Material to process →

.....

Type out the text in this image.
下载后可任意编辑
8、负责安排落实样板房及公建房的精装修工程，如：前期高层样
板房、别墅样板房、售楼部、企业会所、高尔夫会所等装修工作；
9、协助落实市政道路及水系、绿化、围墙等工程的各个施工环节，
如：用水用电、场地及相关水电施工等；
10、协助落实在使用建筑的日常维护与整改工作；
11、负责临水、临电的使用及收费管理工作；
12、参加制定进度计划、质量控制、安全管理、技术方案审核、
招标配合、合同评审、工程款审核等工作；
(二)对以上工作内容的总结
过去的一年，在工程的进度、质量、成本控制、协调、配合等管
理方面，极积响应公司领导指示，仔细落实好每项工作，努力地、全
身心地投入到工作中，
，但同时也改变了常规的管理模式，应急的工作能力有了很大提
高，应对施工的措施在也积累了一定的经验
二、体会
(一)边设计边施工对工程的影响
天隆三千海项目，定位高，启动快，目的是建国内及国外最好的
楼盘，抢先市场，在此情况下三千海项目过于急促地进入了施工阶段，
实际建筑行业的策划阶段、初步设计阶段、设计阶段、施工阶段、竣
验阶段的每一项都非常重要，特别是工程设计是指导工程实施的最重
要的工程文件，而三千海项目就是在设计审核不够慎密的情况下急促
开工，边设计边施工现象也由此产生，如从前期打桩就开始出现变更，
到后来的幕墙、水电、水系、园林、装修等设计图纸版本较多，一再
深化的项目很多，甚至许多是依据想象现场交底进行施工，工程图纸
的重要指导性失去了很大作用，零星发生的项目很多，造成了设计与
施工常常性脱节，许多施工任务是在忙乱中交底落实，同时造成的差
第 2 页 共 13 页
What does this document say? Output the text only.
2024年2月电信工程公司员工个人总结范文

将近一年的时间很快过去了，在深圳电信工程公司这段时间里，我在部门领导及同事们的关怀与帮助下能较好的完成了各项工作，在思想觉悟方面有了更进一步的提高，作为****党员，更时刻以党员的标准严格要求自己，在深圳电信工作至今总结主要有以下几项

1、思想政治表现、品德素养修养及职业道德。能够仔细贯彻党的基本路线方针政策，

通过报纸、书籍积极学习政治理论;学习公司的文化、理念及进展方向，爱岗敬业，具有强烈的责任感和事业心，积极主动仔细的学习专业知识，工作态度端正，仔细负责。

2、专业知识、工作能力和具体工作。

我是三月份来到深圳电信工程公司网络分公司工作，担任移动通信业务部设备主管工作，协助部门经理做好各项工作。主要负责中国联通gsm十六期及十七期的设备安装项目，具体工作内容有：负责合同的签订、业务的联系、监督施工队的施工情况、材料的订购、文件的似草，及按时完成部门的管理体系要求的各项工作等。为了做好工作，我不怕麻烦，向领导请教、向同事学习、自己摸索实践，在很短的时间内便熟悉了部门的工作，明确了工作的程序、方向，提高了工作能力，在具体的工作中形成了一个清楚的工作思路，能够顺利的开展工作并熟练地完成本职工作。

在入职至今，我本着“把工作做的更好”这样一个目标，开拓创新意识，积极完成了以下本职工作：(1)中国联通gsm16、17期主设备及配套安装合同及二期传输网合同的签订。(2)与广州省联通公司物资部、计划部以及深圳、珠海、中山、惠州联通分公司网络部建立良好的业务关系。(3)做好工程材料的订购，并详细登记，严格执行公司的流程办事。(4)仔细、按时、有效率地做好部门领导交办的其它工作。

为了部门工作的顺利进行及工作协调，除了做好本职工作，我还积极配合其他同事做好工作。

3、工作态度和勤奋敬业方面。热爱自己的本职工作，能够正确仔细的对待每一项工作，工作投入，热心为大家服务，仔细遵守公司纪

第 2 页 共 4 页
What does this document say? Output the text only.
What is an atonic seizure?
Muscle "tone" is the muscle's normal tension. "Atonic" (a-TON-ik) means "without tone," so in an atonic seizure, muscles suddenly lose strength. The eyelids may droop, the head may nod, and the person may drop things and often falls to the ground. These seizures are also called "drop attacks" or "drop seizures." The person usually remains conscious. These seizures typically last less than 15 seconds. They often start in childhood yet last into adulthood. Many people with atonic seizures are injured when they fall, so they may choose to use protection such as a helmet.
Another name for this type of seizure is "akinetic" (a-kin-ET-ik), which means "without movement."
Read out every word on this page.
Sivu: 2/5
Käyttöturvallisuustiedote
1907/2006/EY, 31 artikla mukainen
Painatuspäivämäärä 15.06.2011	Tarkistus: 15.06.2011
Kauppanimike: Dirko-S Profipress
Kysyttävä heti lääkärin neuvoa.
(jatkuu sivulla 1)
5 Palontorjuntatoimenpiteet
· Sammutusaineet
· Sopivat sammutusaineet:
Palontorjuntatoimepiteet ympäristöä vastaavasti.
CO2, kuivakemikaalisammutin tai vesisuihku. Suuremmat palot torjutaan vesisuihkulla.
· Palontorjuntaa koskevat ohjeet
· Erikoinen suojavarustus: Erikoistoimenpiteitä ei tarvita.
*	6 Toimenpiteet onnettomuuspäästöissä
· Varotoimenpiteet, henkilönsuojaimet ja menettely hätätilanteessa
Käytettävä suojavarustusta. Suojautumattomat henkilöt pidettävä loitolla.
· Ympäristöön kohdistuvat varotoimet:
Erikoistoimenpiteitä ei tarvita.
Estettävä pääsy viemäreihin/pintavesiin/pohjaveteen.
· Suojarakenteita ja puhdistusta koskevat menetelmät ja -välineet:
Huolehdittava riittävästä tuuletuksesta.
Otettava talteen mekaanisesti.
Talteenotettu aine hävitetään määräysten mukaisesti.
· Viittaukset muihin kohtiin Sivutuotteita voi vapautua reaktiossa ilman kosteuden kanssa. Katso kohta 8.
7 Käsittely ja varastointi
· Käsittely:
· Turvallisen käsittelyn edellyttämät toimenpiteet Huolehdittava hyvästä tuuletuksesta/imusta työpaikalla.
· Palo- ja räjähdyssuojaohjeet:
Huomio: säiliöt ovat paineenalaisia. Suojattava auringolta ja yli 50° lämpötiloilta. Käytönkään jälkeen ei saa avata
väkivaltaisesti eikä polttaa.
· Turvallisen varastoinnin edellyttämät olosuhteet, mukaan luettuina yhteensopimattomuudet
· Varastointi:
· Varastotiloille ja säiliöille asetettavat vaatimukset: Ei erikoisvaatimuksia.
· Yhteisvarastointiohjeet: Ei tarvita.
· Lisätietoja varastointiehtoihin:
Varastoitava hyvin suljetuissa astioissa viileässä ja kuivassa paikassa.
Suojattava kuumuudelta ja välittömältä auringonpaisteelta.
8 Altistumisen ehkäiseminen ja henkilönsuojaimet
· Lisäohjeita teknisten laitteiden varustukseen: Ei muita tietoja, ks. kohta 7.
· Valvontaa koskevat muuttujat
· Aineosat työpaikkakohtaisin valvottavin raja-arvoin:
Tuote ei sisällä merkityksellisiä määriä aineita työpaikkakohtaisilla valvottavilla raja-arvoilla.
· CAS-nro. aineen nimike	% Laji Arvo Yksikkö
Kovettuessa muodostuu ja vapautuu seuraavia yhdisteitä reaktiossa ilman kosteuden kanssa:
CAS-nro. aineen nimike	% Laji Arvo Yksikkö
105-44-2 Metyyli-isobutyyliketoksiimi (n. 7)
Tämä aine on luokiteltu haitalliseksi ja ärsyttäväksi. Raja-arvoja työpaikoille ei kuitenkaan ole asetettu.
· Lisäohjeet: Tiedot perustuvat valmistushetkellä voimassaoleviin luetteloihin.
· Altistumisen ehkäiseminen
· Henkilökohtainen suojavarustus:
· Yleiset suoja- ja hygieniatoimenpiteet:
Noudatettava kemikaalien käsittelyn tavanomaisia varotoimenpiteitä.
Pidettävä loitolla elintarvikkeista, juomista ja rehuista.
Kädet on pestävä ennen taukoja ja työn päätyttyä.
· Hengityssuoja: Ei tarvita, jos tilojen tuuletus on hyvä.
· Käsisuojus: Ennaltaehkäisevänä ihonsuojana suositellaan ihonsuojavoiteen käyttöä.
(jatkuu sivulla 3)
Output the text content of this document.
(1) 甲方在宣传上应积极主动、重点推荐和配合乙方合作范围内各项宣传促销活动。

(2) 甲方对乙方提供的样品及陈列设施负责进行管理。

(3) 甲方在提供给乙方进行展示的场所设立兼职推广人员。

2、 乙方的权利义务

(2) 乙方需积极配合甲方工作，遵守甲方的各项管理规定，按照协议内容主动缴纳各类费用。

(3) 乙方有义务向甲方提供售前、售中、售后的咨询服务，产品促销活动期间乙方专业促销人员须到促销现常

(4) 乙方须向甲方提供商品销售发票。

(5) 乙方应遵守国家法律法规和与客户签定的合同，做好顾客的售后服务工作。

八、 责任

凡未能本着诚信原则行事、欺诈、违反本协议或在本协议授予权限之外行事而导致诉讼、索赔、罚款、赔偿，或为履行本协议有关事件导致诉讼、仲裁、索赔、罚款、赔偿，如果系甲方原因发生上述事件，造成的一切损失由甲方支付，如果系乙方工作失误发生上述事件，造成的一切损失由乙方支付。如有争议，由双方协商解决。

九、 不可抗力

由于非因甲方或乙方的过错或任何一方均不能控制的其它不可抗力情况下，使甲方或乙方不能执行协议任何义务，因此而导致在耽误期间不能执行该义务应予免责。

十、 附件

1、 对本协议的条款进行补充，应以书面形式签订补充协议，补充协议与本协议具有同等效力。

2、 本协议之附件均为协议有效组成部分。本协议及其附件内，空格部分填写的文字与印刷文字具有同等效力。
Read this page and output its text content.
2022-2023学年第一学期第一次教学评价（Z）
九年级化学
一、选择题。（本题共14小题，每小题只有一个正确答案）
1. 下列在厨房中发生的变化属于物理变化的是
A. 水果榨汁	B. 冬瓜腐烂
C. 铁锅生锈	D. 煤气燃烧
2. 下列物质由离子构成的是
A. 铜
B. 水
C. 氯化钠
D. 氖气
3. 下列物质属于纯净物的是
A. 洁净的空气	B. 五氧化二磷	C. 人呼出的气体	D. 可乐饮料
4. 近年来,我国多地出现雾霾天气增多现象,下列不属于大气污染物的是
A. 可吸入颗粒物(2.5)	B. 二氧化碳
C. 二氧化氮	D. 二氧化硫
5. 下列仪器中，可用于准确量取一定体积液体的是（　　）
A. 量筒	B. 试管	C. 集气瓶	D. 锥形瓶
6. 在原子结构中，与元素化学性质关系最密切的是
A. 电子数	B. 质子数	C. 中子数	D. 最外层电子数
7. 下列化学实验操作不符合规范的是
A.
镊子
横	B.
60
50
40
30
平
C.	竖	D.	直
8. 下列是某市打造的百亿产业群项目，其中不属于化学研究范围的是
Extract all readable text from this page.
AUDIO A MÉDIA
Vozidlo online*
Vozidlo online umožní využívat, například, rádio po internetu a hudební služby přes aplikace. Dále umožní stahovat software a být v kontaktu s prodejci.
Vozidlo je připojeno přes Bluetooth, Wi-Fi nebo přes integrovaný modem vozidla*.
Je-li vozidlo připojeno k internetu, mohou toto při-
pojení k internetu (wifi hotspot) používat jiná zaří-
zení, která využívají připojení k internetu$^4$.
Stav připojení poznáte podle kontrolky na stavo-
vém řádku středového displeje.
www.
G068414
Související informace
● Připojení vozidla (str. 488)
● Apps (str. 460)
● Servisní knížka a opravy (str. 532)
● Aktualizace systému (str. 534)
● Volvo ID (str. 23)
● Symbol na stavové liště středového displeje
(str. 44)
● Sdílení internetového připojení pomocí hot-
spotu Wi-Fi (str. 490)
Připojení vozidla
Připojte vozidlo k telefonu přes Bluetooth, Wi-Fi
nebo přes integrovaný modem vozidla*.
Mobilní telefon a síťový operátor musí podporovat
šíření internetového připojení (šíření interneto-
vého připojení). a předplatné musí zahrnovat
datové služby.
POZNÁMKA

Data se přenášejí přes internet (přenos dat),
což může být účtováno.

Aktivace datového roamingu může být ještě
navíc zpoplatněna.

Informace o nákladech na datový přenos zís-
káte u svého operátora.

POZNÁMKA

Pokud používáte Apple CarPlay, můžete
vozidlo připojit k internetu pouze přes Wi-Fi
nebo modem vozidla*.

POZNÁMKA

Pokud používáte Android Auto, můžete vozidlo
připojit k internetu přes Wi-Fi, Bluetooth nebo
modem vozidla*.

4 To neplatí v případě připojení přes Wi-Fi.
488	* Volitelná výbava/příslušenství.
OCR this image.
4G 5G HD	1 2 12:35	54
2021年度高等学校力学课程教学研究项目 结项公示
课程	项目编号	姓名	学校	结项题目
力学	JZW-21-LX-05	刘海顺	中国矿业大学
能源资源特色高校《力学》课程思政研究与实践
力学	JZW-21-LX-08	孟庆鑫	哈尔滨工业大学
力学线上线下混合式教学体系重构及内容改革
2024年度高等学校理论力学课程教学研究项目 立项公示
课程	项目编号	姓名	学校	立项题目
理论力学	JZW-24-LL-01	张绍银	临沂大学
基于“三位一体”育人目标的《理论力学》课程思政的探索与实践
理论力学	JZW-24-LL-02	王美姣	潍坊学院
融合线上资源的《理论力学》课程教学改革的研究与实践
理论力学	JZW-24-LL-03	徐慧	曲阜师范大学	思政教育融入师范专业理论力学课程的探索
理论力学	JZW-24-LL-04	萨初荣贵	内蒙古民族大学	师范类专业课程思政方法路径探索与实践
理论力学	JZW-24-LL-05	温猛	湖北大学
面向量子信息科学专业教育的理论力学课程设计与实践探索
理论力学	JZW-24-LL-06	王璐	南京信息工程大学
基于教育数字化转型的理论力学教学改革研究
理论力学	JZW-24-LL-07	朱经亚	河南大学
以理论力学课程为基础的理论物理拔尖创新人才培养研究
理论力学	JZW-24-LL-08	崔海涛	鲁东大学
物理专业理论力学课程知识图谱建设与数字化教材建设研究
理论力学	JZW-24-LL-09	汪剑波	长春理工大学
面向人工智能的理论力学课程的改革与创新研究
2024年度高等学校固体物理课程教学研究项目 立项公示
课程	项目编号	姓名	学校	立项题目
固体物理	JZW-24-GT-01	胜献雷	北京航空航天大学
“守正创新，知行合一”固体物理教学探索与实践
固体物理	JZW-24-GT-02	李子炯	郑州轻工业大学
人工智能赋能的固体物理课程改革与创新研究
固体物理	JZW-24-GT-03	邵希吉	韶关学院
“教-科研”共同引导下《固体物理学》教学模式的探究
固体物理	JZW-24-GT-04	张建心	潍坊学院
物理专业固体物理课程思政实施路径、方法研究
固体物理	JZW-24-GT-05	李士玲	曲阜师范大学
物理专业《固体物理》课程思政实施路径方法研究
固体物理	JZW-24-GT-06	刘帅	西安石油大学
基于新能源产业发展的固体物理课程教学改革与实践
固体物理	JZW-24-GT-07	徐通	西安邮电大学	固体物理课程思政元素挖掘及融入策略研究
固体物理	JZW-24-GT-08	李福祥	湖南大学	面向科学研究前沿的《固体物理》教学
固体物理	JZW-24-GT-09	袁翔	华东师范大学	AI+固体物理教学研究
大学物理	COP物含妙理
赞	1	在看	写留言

.....

Stated task → Give only the number of lines in the records that contain the string "潍坊学院".

Answer to this exercise → 2